_GOAL_
Copy the lines holding the word "Liste", all of them.

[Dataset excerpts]
=======

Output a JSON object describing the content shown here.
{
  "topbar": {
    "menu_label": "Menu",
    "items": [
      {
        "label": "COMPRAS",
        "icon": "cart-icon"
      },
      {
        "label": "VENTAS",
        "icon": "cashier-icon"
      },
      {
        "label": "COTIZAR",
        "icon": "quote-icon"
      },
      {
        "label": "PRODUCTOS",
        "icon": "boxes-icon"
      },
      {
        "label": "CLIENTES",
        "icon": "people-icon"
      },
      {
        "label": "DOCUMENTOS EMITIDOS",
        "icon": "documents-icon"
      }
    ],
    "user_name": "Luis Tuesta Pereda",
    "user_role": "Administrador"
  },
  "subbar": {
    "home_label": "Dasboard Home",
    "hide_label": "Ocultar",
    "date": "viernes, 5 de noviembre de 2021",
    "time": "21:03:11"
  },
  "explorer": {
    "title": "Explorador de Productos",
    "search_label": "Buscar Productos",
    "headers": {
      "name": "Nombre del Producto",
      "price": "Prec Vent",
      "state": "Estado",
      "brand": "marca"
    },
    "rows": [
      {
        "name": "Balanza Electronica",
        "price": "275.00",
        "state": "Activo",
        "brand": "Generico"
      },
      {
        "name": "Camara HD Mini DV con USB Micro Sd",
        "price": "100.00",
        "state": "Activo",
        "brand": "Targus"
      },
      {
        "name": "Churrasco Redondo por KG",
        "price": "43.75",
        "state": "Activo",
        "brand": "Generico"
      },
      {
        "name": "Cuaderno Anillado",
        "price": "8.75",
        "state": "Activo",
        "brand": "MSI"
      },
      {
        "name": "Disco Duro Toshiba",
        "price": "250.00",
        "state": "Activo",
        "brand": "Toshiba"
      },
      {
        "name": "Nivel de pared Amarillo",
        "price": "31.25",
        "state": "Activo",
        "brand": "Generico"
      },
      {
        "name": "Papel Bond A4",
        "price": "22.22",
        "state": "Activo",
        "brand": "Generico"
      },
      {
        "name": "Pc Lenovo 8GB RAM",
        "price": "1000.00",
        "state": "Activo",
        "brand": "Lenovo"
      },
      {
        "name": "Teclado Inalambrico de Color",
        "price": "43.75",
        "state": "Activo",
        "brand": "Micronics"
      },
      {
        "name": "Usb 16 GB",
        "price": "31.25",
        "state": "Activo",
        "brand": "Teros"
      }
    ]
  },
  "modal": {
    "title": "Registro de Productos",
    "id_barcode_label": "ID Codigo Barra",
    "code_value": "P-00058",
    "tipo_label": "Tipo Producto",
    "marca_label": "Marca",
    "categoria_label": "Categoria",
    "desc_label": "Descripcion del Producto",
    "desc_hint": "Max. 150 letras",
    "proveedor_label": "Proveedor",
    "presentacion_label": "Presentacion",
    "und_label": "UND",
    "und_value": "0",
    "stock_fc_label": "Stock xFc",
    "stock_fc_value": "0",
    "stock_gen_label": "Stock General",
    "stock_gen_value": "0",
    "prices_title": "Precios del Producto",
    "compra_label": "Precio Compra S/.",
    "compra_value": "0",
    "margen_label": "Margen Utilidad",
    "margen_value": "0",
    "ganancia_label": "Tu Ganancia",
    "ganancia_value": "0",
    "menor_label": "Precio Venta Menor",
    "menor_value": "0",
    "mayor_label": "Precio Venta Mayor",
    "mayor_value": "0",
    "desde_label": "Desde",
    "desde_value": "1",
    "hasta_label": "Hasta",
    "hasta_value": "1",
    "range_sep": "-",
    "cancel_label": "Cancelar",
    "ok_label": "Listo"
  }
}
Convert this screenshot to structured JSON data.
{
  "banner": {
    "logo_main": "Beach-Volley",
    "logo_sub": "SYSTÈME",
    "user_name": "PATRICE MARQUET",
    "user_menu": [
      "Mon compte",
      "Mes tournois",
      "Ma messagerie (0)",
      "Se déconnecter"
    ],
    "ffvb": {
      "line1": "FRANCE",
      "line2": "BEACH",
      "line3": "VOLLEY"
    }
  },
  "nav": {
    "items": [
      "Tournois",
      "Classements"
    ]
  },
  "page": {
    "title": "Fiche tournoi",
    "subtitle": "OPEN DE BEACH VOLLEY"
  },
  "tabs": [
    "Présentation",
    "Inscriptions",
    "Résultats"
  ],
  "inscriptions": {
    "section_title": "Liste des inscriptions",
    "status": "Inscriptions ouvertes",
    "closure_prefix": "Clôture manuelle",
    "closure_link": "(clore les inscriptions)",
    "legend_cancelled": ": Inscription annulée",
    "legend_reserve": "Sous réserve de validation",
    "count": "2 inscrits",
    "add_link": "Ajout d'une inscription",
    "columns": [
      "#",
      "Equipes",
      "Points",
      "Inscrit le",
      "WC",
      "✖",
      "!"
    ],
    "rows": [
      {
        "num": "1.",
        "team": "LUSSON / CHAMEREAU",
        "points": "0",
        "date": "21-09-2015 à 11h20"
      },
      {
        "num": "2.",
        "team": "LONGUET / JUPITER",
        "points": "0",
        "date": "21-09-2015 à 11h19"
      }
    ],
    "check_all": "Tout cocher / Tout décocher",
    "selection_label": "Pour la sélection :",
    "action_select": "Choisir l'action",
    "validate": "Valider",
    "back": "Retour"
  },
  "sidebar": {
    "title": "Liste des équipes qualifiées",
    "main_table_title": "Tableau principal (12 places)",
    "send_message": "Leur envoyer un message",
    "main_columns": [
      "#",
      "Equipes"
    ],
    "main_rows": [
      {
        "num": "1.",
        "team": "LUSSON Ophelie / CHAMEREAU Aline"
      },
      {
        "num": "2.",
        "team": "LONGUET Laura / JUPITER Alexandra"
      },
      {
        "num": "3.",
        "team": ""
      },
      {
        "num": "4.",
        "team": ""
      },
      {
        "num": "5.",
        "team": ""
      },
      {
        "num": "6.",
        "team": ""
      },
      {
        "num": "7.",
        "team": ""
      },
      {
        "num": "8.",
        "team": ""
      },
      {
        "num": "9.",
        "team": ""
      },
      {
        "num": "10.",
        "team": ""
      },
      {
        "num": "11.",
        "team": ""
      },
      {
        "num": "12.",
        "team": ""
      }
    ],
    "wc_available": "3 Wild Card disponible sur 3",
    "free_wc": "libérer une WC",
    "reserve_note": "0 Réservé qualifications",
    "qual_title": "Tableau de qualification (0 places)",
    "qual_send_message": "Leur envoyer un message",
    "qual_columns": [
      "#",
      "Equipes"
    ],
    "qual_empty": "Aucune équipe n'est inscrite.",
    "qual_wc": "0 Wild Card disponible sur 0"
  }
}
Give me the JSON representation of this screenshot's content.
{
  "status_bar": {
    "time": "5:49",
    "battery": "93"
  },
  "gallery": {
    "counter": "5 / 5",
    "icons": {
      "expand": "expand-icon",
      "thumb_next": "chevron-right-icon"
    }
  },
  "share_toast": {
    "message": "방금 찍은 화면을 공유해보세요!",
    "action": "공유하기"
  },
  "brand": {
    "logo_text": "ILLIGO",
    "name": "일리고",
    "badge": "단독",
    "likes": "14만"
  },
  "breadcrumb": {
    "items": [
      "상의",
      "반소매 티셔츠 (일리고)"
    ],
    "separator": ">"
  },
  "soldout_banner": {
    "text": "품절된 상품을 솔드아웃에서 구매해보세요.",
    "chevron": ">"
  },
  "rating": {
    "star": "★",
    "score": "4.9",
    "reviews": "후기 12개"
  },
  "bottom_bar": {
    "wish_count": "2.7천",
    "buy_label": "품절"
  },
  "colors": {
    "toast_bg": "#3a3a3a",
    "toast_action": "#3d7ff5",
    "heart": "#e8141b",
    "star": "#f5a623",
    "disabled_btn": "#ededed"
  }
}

=======

_TASK ANSWER_
    "section_title": "Liste des inscriptions",
    "title": "Liste des équipes qualifiées",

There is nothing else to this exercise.